DIRECTION: Reproduce the lines below without the pictures, substituting "Emission intensity" for every occurrence of "Fluorescence intensity" and leaving everything else unchanged.

+ + + + + + +

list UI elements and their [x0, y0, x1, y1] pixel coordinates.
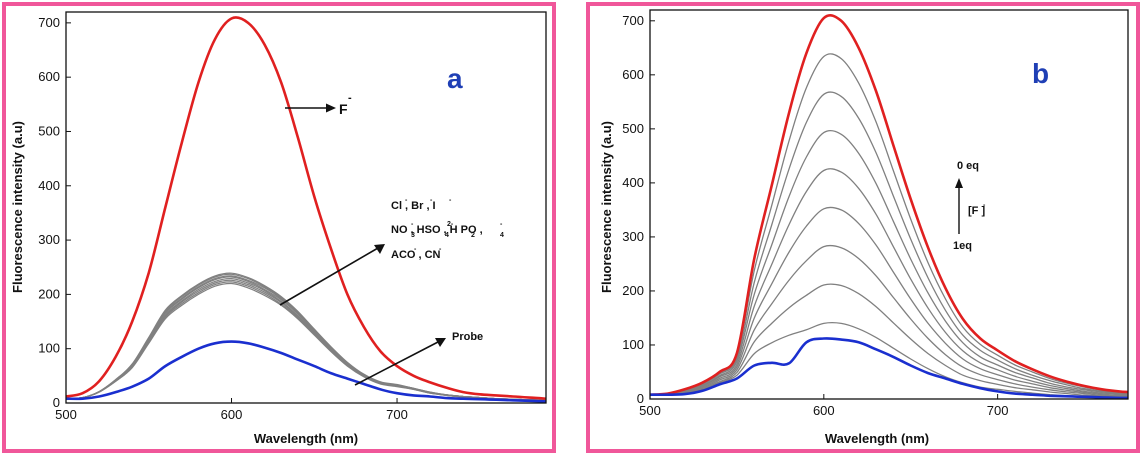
chart-a-plot-border [65, 11, 547, 404]
chart-a-ytick-label: 600 [38, 69, 60, 84]
anions-line3: ACO , CN [391, 249, 441, 261]
chart-b-panel-letter: b [1032, 58, 1049, 89]
chart-b-series-line-0 [649, 13, 1129, 396]
svg-text:-: - [500, 221, 503, 228]
chart-a-series-line-9 [65, 340, 547, 403]
chart-b-xtick-label: 600 [813, 403, 835, 418]
chart-b-series-line-3 [649, 129, 1129, 396]
chart-b-series-group [649, 13, 1129, 400]
probe-label: Probe [452, 331, 483, 343]
svg-text:4: 4 [500, 232, 504, 239]
concentration-arrow [955, 178, 963, 234]
svg-text:-: - [439, 246, 442, 253]
fluoride-label: F [339, 101, 348, 117]
svg-text:2-: 2- [447, 221, 454, 228]
svg-text:-: - [430, 197, 433, 204]
chart-a-xtick-label: 700 [386, 407, 408, 422]
zero-eq-label: 0 eq [957, 160, 979, 172]
svg-text:2: 2 [471, 232, 475, 239]
chart-a-ytick-label: 700 [38, 15, 60, 30]
chart-b-ytick-label: 600 [622, 67, 644, 82]
svg-text:-: - [449, 197, 452, 204]
probe-arrow [354, 338, 446, 386]
svg-text:-: - [405, 197, 408, 204]
anions-arrow [279, 244, 385, 306]
chart-b-series-line-2 [649, 91, 1129, 396]
chart-b-series-line-6 [649, 244, 1128, 397]
chart-a-series-line-8 [65, 272, 547, 401]
fluoride-concentration-sup: - [983, 202, 986, 209]
chart-b-plot-border [649, 9, 1129, 400]
chart-b-series-line-7 [649, 283, 1129, 398]
chart-a-ylabel: Fluorescence intensity (a.u) [10, 121, 25, 293]
chart-a-panel-letter: a [447, 63, 463, 94]
chart-a-series-line-0 [65, 16, 547, 400]
chart-b-ticks-group: 500 600 700 0 100 200 300 400 500 600 700 [622, 13, 1008, 418]
svg-text:3: 3 [411, 232, 415, 239]
chart-b-series-line-9 [649, 337, 1129, 400]
chart-a-series-group [65, 16, 547, 403]
chart-b-ytick-label: 100 [622, 337, 644, 352]
chart-b-ytick-label: 200 [622, 283, 644, 298]
chart-b-ytick-label: 400 [622, 175, 644, 190]
chart-a-ytick-label: 300 [38, 232, 60, 247]
chart-a: 500 600 700 0 100 200 300 400 500 600 700 Waveleng… [10, 11, 547, 446]
chart-b-xlabel: Wavelength (nm) [825, 431, 929, 446]
fluoride-label-sup: - [348, 92, 352, 104]
chart-a-ytick-label: 0 [53, 395, 60, 410]
chart-b-ytick-label: 300 [622, 229, 644, 244]
svg-text:4: 4 [445, 232, 449, 239]
anions-line1: Cl , Br , I [391, 200, 436, 212]
chart-a-ytick-label: 500 [38, 123, 60, 138]
chart-b-xtick-label: 500 [639, 403, 661, 418]
chart-b-series-line-1 [649, 53, 1129, 396]
svg-text:-: - [414, 246, 417, 253]
chart-a-xtick-label: 500 [55, 407, 77, 422]
chart-b-ylabel: Fluorescence intensity (a.u) [599, 121, 614, 293]
fluoride-arrow [285, 103, 336, 113]
chart-a-ytick-label: 400 [38, 178, 60, 193]
chart-b-series-line-5 [649, 206, 1129, 396]
chart-b-series-line-4 [649, 168, 1129, 396]
chart-a-ytick-label: 200 [38, 286, 60, 301]
fluoride-concentration-label: [F ] [968, 205, 985, 217]
chart-a-xtick-label: 600 [221, 407, 243, 422]
chart-b-ytick-label: 500 [622, 121, 644, 136]
chart-b-ytick-label: 0 [637, 391, 644, 406]
chart-a-ytick-label: 100 [38, 341, 60, 356]
chart-b-ytick-label: 700 [622, 13, 644, 28]
anions-line2: NO , HSO , H PO , [391, 224, 483, 236]
chart-a-xlabel: Wavelength (nm) [254, 431, 358, 446]
svg-text:-: - [411, 221, 414, 228]
anions-charges: - - - 3 - 4 2- 2 4 - - - [405, 197, 504, 253]
one-eq-label: 1eq [953, 240, 972, 252]
chart-b-xtick-label: 700 [987, 403, 1009, 418]
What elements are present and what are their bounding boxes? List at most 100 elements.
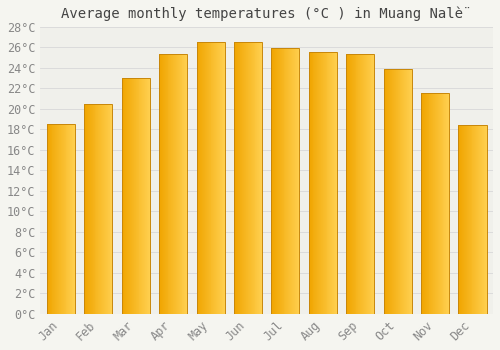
Bar [251,42,252,314]
Bar [332,52,333,314]
Bar [435,93,436,314]
Bar [309,52,310,314]
Bar [370,55,372,314]
Bar [425,93,426,314]
Bar [215,42,216,314]
Bar [47,124,75,314]
Bar [470,125,472,314]
Bar [242,42,244,314]
Bar [280,48,281,314]
Bar [460,125,462,314]
Bar [298,48,300,314]
Bar [347,55,348,314]
Bar [135,78,136,314]
Bar [142,78,143,314]
Bar [407,69,408,314]
Bar [410,69,412,314]
Bar [426,93,428,314]
Bar [391,69,392,314]
Bar [68,124,70,314]
Bar [64,124,66,314]
Bar [408,69,409,314]
Bar [130,78,131,314]
Bar [186,55,187,314]
Bar [59,124,60,314]
Bar [423,93,424,314]
Bar [260,42,261,314]
Bar [176,55,177,314]
Bar [210,42,212,314]
Bar [310,52,312,314]
Bar [293,48,294,314]
Bar [52,124,54,314]
Bar [234,42,262,314]
Bar [331,52,332,314]
Bar [356,55,358,314]
Bar [330,52,331,314]
Bar [236,42,238,314]
Bar [108,104,110,314]
Bar [360,55,361,314]
Bar [350,55,351,314]
Bar [202,42,203,314]
Bar [61,124,62,314]
Bar [214,42,215,314]
Bar [424,93,425,314]
Bar [104,104,105,314]
Bar [465,125,466,314]
Bar [220,42,221,314]
Bar [462,125,463,314]
Bar [88,104,89,314]
Bar [72,124,73,314]
Bar [384,69,411,314]
Bar [208,42,210,314]
Bar [58,124,59,314]
Bar [216,42,217,314]
Bar [289,48,290,314]
Bar [312,52,314,314]
Bar [361,55,362,314]
Bar [398,69,400,314]
Bar [324,52,326,314]
Bar [274,48,275,314]
Bar [320,52,321,314]
Bar [436,93,437,314]
Bar [482,125,483,314]
Bar [250,42,251,314]
Bar [333,52,334,314]
Bar [102,104,103,314]
Bar [84,104,85,314]
Bar [174,55,175,314]
Bar [178,55,180,314]
Bar [60,124,61,314]
Bar [205,42,206,314]
Bar [159,55,187,314]
Bar [336,52,337,314]
Bar [405,69,406,314]
Bar [292,48,293,314]
Bar [432,93,433,314]
Bar [245,42,246,314]
Bar [106,104,108,314]
Bar [149,78,150,314]
Bar [182,55,184,314]
Bar [273,48,274,314]
Bar [366,55,367,314]
Bar [47,124,48,314]
Bar [438,93,439,314]
Bar [464,125,465,314]
Bar [168,55,170,314]
Bar [402,69,404,314]
Bar [388,69,389,314]
Bar [184,55,186,314]
Bar [448,93,449,314]
Bar [161,55,162,314]
Bar [50,124,51,314]
Bar [56,124,57,314]
Bar [147,78,148,314]
Bar [352,55,354,314]
Bar [314,52,316,314]
Bar [484,125,486,314]
Bar [386,69,388,314]
Bar [128,78,129,314]
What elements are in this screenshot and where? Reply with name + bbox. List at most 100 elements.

+ + + + + + +

ANSWER TO THE PROBLEM:
list UI elements and their [x0, y0, x1, y1] pixel coordinates.
chart-a-plot-border [65, 11, 547, 404]
chart-a-ytick-label: 600 [38, 69, 60, 84]
anions-line3: ACO , CN [391, 249, 441, 261]
chart-b-panel-letter: b [1032, 58, 1049, 89]
chart-b-series-line-0 [649, 13, 1129, 396]
svg-text:-: - [500, 221, 503, 228]
chart-a-series-line-9 [65, 340, 547, 403]
chart-b-xtick-label: 600 [813, 403, 835, 418]
chart-b-series-line-3 [649, 129, 1129, 396]
chart-b-series-group [649, 13, 1129, 400]
probe-label: Probe [452, 331, 483, 343]
svg-text:4: 4 [500, 232, 504, 239]
concentration-arrow [955, 178, 963, 234]
svg-text:-: - [439, 246, 442, 253]
fluoride-label: F [339, 101, 348, 117]
svg-text:2-: 2- [447, 221, 454, 228]
svg-text:-: - [430, 197, 433, 204]
chart-a-xtick-label: 700 [386, 407, 408, 422]
zero-eq-label: 0 eq [957, 160, 979, 172]
svg-text:2: 2 [471, 232, 475, 239]
chart-a-ytick-label: 700 [38, 15, 60, 30]
chart-b-ytick-label: 600 [622, 67, 644, 82]
svg-text:-: - [449, 197, 452, 204]
probe-arrow [354, 338, 446, 386]
svg-text:-: - [405, 197, 408, 204]
anions-arrow [279, 244, 385, 306]
chart-b-series-line-2 [649, 91, 1129, 396]
chart-b-series-line-6 [649, 244, 1128, 397]
chart-a-series-line-8 [65, 272, 547, 401]
fluoride-concentration-sup: - [983, 202, 986, 209]
chart-b-plot-border [649, 9, 1129, 400]
chart-b-series-line-7 [649, 283, 1129, 398]
chart-a-ylabel: Emission intensity (a.u) [10, 121, 25, 293]
chart-a-panel-letter: a [447, 63, 463, 94]
chart-a-series-line-0 [65, 16, 547, 400]
chart-b-ticks-group: 500 600 700 0 100 200 300 400 500 600 700 [622, 13, 1008, 418]
svg-text:3: 3 [411, 232, 415, 239]
chart-b-series-line-9 [649, 337, 1129, 400]
chart-a-series-group [65, 16, 547, 403]
chart-b-ytick-label: 100 [622, 337, 644, 352]
chart-b-ytick-label: 200 [622, 283, 644, 298]
chart-b-ytick-label: 400 [622, 175, 644, 190]
chart-a-ytick-label: 300 [38, 232, 60, 247]
chart-a: 500 600 700 0 100 200 300 400 500 600 700 Waveleng… [10, 11, 547, 446]
chart-b-xlabel: Wavelength (nm) [825, 431, 929, 446]
fluoride-label-sup: - [348, 92, 352, 104]
chart-a-ytick-label: 0 [53, 395, 60, 410]
chart-b-ytick-label: 300 [622, 229, 644, 244]
svg-text:4: 4 [445, 232, 449, 239]
anions-line1: Cl , Br , I [391, 200, 436, 212]
chart-a-ytick-label: 500 [38, 123, 60, 138]
chart-b-xtick-label: 500 [639, 403, 661, 418]
chart-b-series-line-1 [649, 53, 1129, 396]
svg-text:-: - [414, 246, 417, 253]
chart-a-xtick-label: 500 [55, 407, 77, 422]
chart-b-ylabel: Emission intensity (a.u) [599, 121, 614, 293]
fluoride-arrow [285, 103, 336, 113]
chart-a-ytick-label: 400 [38, 178, 60, 193]
chart-b-series-line-5 [649, 206, 1129, 396]
chart-b-series-line-4 [649, 168, 1129, 396]
chart-a-ytick-label: 200 [38, 286, 60, 301]
fluoride-concentration-label: [F ] [968, 205, 985, 217]
chart-a-xtick-label: 600 [221, 407, 243, 422]
chart-b-ytick-label: 500 [622, 121, 644, 136]
chart-b-ytick-label: 0 [637, 391, 644, 406]
chart-a-ytick-label: 100 [38, 341, 60, 356]
chart-b-ytick-label: 700 [622, 13, 644, 28]
anions-line2: NO , HSO , H PO , [391, 224, 483, 236]
chart-a-xlabel: Wavelength (nm) [254, 431, 358, 446]
svg-text:-: - [411, 221, 414, 228]
anions-charges: - - - 3 - 4 2- 2 4 - - - [405, 197, 504, 253]
one-eq-label: 1eq [953, 240, 972, 252]
chart-b-xtick-label: 700 [987, 403, 1009, 418]
What elements are present and what are their bounding boxes? List at most 100 elements.
Bar [251,42,252,314]
Bar [332,52,333,314]
Bar [435,93,436,314]
Bar [309,52,310,314]
Bar [370,55,372,314]
Bar [425,93,426,314]
Bar [215,42,216,314]
Bar [47,124,75,314]
Bar [470,125,472,314]
Bar [242,42,244,314]
Bar [280,48,281,314]
Bar [460,125,462,314]
Bar [298,48,300,314]
Bar [347,55,348,314]
Bar [135,78,136,314]
Bar [142,78,143,314]
Bar [407,69,408,314]
Bar [410,69,412,314]
Bar [426,93,428,314]
Bar [391,69,392,314]
Bar [68,124,70,314]
Bar [64,124,66,314]
Bar [408,69,409,314]
Bar [130,78,131,314]
Bar [186,55,187,314]
Bar [59,124,60,314]
Bar [423,93,424,314]
Bar [260,42,261,314]
Bar [176,55,177,314]
Bar [210,42,212,314]
Bar [310,52,312,314]
Bar [293,48,294,314]
Bar [52,124,54,314]
Bar [234,42,262,314]
Bar [331,52,332,314]
Bar [356,55,358,314]
Bar [330,52,331,314]
Bar [236,42,238,314]
Bar [108,104,110,314]
Bar [360,55,361,314]
Bar [350,55,351,314]
Bar [202,42,203,314]
Bar [61,124,62,314]
Bar [214,42,215,314]
Bar [424,93,425,314]
Bar [104,104,105,314]
Bar [465,125,466,314]
Bar [220,42,221,314]
Bar [462,125,463,314]
Bar [88,104,89,314]
Bar [72,124,73,314]
Bar [384,69,411,314]
Bar [208,42,210,314]
Bar [58,124,59,314]
Bar [216,42,217,314]
Bar [289,48,290,314]
Bar [312,52,314,314]
Bar [361,55,362,314]
Bar [398,69,400,314]
Bar [324,52,326,314]
Bar [274,48,275,314]
Bar [320,52,321,314]
Bar [436,93,437,314]
Bar [482,125,483,314]
Bar [250,42,251,314]
Bar [333,52,334,314]
Bar [102,104,103,314]
Bar [84,104,85,314]
Bar [174,55,175,314]
Bar [178,55,180,314]
Bar [60,124,61,314]
Bar [205,42,206,314]
Bar [159,55,187,314]
Bar [336,52,337,314]
Bar [405,69,406,314]
Bar [292,48,293,314]
Bar [432,93,433,314]
Bar [245,42,246,314]
Bar [106,104,108,314]
Bar [149,78,150,314]
Bar [182,55,184,314]
Bar [273,48,274,314]
Bar [366,55,367,314]
Bar [47,124,48,314]
Bar [438,93,439,314]
Bar [464,125,465,314]
Bar [168,55,170,314]
Bar [402,69,404,314]
Bar [388,69,389,314]
Bar [184,55,186,314]
Bar [448,93,449,314]
Bar [161,55,162,314]
Bar [50,124,51,314]
Bar [56,124,57,314]
Bar [147,78,148,314]
Bar [352,55,354,314]
Bar [314,52,316,314]
Bar [484,125,486,314]
Bar [386,69,388,314]
Bar [128,78,129,314]
What elements are in this screenshot and where? Reply with name + bbox. List at most 100 elements.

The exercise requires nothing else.